*Given problem:*
Look through the records that follow. Copy every line containing the word "type".

━━━━━━━━

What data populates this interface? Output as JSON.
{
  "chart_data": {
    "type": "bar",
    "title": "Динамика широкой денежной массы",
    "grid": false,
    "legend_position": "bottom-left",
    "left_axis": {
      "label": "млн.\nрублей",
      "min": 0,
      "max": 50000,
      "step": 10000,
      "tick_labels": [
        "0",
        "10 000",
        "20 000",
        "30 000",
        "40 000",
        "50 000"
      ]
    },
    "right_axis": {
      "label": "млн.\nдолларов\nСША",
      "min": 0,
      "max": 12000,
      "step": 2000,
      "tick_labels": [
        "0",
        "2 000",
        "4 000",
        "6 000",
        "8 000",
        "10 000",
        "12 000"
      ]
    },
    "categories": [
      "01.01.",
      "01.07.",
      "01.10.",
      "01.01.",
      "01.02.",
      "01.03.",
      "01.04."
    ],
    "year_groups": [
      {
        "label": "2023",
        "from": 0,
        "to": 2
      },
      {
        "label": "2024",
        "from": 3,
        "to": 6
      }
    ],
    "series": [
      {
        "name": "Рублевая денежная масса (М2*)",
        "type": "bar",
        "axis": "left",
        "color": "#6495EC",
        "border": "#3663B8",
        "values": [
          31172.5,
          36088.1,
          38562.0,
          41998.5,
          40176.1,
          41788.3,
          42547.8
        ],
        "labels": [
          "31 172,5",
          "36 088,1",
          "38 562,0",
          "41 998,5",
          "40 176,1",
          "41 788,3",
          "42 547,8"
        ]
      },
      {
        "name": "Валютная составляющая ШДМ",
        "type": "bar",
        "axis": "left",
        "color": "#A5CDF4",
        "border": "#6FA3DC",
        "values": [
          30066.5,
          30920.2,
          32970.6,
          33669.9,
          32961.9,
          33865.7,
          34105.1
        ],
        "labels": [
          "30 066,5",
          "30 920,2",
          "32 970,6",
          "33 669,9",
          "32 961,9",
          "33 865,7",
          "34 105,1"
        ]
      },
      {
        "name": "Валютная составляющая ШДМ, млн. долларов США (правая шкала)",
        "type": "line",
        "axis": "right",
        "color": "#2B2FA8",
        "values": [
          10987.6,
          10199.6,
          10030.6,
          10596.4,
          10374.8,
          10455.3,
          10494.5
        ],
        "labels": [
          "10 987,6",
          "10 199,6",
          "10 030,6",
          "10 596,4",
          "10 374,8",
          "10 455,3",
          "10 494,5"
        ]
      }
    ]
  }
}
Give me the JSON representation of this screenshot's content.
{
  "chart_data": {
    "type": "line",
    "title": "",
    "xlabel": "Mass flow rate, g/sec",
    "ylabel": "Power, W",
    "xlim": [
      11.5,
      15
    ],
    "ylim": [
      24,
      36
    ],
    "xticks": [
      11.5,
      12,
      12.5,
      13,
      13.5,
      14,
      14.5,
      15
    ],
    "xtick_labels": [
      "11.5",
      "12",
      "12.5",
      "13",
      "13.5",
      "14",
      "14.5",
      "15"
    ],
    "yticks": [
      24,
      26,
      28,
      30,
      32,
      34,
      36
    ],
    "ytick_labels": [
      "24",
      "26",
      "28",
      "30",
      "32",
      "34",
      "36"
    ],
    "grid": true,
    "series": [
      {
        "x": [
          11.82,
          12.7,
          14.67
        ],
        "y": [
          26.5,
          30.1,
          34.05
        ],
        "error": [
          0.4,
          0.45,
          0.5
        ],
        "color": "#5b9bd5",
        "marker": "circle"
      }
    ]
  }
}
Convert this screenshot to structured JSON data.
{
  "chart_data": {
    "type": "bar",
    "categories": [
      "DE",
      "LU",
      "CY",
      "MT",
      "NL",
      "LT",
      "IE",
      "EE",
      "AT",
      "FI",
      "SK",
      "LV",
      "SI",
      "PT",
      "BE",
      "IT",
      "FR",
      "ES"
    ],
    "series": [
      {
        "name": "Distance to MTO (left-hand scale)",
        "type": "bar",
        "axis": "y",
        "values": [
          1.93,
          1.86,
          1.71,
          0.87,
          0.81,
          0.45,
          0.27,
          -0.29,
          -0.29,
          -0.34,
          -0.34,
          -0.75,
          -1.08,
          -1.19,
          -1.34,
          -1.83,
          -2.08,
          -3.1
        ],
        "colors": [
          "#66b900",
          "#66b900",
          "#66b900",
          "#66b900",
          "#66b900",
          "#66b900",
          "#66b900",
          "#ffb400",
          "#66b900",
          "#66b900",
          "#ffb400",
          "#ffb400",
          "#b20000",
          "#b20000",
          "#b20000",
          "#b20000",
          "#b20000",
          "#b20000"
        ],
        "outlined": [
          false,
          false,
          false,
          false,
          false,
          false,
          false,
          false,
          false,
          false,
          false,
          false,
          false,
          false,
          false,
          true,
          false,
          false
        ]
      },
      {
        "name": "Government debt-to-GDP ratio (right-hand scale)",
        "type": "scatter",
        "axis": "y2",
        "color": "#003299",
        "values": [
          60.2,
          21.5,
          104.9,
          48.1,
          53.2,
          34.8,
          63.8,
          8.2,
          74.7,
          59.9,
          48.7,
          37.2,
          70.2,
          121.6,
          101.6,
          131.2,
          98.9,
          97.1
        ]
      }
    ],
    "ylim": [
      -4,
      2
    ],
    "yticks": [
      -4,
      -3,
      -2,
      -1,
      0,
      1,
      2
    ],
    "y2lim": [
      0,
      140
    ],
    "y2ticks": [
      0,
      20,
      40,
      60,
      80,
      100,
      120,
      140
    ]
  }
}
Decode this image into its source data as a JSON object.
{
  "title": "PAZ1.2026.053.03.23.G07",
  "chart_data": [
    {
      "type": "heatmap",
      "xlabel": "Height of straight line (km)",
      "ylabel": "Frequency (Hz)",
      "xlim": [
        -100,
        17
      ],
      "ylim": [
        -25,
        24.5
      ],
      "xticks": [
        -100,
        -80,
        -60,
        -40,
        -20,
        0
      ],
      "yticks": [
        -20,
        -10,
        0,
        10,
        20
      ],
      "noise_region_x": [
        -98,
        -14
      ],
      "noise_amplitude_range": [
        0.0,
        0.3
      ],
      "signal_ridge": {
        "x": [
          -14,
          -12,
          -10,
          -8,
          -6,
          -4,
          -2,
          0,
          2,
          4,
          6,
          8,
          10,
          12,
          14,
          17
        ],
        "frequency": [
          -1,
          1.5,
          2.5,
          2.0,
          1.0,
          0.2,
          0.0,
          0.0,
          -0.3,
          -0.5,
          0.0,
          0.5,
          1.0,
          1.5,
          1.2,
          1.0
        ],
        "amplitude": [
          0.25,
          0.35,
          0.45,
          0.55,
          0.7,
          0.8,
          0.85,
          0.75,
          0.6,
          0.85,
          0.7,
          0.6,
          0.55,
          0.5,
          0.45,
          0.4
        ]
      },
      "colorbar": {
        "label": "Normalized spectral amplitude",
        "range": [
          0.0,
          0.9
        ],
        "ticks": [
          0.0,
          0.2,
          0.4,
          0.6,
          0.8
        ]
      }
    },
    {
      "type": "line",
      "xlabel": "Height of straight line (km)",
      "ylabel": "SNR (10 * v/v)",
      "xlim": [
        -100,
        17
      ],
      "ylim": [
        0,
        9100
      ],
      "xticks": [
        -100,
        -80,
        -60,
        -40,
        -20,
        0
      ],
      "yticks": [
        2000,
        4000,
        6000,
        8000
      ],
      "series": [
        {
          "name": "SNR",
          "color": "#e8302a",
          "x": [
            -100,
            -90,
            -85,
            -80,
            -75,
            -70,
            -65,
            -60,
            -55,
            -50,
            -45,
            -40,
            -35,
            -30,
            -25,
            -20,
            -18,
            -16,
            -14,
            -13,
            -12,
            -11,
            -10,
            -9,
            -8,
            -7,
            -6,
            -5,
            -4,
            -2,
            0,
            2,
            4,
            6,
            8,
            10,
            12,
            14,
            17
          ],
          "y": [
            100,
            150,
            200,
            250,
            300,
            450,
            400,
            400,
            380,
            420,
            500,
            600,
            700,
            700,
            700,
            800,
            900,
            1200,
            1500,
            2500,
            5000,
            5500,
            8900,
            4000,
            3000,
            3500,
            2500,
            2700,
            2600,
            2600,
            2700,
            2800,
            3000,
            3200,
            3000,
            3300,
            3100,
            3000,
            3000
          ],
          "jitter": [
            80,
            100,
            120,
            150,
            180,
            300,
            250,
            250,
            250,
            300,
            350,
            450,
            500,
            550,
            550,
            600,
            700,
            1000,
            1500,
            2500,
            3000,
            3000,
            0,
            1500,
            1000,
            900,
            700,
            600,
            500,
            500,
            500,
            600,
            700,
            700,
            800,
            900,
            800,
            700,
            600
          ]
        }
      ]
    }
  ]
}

━━━━━━━━

*Task result:*
    "type": "bar",
        "type": "bar",
        "type": "bar",
        "type": "line",
    "type": "line",
    "type": "bar",
        "type": "bar",
        "type": "scatter",
      "type": "heatmap",
      "type": "line",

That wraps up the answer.